### Work required
Write out the data again in full, exactly as it reads.

### Records from a collection
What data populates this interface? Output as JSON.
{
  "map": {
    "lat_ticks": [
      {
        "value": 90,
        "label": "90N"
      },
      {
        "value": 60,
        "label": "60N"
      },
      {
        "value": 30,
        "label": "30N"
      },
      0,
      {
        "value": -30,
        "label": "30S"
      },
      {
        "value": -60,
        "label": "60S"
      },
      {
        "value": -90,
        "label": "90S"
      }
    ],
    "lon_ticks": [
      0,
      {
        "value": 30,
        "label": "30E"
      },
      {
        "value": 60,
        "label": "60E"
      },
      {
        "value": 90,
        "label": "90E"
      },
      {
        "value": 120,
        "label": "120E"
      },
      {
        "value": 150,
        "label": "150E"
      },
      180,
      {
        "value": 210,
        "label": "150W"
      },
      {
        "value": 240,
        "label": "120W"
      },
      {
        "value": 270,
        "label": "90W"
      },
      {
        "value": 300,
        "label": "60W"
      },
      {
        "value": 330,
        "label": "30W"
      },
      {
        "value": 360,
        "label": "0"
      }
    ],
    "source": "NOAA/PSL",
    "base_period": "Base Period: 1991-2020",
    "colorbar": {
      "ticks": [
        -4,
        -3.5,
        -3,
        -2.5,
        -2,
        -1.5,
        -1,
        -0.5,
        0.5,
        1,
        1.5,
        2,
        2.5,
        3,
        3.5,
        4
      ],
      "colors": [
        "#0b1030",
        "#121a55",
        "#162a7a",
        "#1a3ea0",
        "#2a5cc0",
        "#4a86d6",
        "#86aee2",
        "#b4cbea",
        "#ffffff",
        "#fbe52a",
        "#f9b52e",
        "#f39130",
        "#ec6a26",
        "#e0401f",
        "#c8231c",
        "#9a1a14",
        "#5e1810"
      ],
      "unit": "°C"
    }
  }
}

### Solution for this problem
What data populates this interface? Output as JSON.
{
  "map": {
    "lat_ticks": [
      {
        "value": 90,
        "label": "90N"
      },
      {
        "value": 60,
        "label": "60N"
      },
      {
        "value": 30,
        "label": "30N"
      },
      0,
      {
        "value": -30,
        "label": "30S"
      },
      {
        "value": -60,
        "label": "60S"
      },
      {
        "value": -90,
        "label": "90S"
      }
    ],
    "lon_ticks": [
      0,
      {
        "value": 30,
        "label": "30E"
      },
      {
        "value": 60,
        "label": "60E"
      },
      {
        "value": 90,
        "label": "90E"
      },
      {
        "value": 120,
        "label": "120E"
      },
      {
        "value": 150,
        "label": "150E"
      },
      180,
      {
        "value": 210,
        "label": "150W"
      },
      {
        "value": 240,
        "label": "120W"
      },
      {
        "value": 270,
        "label": "90W"
      },
      {
        "value": 300,
        "label": "60W"
      },
      {
        "value": 330,
        "label": "30W"
      },
      {
        "value": 360,
        "label": "0"
      }
    ],
    "source": "NOAA/PSL",
    "base_period": "Base Period: 1991-2020",
    "colorbar": {
      "ticks": [
        -4,
        -3.5,
        -3,
        -2.5,
        -2,
        -1.5,
        -1,
        -0.5,
        0.5,
        1,
        1.5,
        2,
        2.5,
        3,
        3.5,
        4
      ],
      "colors": [
        "#0b1030",
        "#121a55",
        "#162a7a",
        "#1a3ea0",
        "#2a5cc0",
        "#4a86d6",
        "#86aee2",
        "#b4cbea",
        "#ffffff",
        "#fbe52a",
        "#f9b52e",
        "#f39130",
        "#ec6a26",
        "#e0401f",
        "#c8231c",
        "#9a1a14",
        "#5e1810"
      ],
      "unit": "°C"
    }
  }
}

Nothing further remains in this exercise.